--- Start of Given records ---

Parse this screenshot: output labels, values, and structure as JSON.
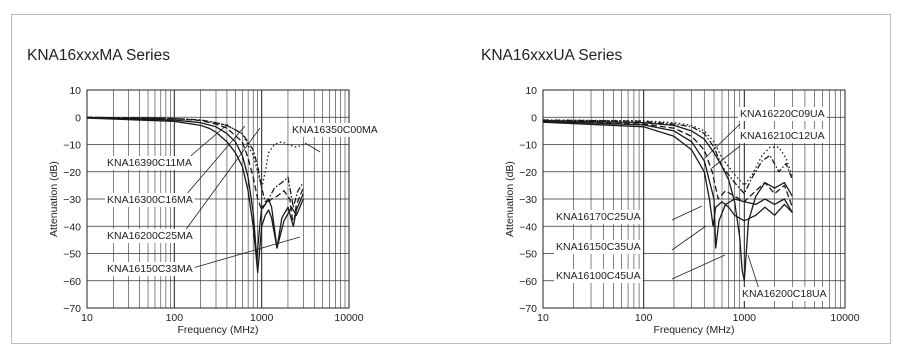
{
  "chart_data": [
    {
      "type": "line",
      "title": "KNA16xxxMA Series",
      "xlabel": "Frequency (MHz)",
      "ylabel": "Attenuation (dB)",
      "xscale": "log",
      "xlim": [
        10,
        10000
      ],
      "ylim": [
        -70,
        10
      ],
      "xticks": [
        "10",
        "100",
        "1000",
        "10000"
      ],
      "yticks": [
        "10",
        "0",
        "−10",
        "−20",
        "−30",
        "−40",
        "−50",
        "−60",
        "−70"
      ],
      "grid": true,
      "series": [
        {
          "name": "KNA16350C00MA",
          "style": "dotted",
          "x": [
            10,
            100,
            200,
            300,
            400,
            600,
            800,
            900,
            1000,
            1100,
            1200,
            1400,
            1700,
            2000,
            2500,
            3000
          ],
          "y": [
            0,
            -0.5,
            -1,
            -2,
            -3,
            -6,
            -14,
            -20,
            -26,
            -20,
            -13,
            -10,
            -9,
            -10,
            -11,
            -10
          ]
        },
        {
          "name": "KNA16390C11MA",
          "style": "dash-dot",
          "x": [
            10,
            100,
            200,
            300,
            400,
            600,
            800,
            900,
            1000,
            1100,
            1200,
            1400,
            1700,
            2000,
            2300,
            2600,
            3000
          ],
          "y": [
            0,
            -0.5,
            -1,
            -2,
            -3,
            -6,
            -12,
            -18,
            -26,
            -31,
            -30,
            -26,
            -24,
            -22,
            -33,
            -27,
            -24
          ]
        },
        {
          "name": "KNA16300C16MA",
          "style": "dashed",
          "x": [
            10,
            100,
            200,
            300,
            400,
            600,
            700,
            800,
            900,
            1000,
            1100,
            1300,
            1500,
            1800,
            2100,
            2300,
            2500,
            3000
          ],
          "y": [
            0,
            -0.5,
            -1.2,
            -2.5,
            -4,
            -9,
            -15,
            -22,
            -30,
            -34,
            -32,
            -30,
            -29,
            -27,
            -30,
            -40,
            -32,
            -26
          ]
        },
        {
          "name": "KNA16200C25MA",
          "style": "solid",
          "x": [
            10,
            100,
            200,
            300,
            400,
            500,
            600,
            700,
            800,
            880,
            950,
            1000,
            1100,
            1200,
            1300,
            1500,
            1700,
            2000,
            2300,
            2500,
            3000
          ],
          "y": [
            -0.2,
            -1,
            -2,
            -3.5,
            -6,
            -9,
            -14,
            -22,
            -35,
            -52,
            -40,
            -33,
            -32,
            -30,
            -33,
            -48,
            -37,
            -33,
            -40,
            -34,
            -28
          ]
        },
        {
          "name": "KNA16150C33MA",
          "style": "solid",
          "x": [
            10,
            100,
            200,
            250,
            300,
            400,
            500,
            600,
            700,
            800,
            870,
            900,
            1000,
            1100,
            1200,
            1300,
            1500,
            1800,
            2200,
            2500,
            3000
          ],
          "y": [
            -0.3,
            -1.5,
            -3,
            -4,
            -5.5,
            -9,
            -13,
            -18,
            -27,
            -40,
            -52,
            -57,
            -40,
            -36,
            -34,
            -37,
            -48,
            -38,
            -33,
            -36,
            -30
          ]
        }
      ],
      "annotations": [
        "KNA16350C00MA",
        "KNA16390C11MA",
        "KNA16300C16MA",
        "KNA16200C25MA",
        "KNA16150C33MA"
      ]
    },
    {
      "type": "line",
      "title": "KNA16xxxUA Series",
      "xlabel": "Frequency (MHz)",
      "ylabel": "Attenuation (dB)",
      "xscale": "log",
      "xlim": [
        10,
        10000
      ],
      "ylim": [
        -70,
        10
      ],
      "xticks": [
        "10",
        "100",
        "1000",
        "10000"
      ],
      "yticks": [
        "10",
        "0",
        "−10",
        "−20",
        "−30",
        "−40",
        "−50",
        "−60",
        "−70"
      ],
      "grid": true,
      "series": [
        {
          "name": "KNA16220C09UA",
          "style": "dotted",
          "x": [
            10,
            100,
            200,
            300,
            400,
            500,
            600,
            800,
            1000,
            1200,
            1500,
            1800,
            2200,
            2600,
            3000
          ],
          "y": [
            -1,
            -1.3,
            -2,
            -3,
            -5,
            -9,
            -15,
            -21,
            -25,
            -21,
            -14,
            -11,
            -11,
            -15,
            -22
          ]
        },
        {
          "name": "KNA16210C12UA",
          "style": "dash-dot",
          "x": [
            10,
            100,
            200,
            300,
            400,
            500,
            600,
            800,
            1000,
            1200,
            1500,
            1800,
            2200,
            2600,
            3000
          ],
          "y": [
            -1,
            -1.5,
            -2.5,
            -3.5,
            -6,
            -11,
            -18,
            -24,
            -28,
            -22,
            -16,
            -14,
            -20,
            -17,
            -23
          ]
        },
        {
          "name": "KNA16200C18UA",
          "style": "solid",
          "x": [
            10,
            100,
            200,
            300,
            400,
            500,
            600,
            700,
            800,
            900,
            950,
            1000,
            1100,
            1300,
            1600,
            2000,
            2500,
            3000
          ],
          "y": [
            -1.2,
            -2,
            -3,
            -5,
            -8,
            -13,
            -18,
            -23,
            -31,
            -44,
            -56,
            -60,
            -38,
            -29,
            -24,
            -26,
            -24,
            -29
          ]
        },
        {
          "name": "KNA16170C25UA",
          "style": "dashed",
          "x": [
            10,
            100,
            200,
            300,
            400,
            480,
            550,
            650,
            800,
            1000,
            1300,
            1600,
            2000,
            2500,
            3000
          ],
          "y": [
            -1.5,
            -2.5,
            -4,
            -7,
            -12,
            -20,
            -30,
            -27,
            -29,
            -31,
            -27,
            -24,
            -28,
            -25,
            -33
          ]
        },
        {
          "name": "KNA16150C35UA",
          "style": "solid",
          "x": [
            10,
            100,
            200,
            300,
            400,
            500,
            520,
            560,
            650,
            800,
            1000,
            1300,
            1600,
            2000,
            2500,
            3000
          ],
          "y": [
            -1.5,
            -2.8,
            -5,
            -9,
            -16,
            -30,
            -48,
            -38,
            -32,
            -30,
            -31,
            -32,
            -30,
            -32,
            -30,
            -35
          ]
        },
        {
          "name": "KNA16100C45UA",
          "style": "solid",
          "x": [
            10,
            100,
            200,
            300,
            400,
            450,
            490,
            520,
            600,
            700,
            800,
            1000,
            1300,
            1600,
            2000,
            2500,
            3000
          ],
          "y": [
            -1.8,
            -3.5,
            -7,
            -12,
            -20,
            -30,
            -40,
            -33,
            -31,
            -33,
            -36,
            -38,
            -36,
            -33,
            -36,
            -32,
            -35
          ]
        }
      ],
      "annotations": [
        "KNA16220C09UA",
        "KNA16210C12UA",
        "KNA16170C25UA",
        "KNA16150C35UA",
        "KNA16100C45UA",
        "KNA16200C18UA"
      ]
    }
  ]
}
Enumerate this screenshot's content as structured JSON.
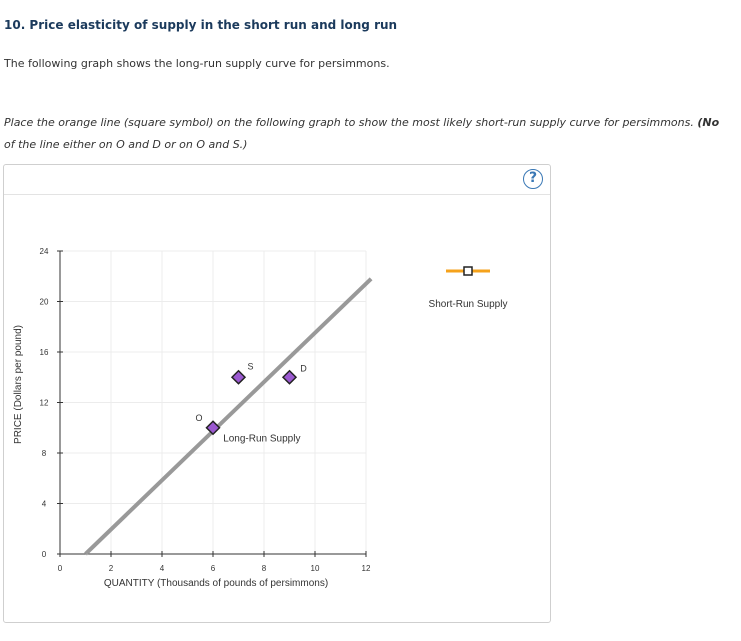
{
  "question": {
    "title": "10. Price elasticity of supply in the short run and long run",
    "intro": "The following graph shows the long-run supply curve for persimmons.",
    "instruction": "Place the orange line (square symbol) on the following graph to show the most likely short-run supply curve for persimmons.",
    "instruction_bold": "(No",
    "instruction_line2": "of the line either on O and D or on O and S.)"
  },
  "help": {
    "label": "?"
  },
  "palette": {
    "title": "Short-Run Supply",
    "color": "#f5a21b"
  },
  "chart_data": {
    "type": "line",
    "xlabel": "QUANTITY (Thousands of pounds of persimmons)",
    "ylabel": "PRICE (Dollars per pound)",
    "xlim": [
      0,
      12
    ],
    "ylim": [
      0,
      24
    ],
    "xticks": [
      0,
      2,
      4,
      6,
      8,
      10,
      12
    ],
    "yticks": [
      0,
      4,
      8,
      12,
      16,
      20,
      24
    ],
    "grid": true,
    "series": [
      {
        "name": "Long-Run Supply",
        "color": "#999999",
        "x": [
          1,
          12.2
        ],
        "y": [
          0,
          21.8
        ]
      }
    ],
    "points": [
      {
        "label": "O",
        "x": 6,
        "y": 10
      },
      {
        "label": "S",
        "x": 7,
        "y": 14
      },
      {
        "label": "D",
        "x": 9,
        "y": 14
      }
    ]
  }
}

--- End of Given records ---

# Aim of the task
Among the entries, how many lines include the word "JSON"? Answer with a single number and nothing further.

# Final result
2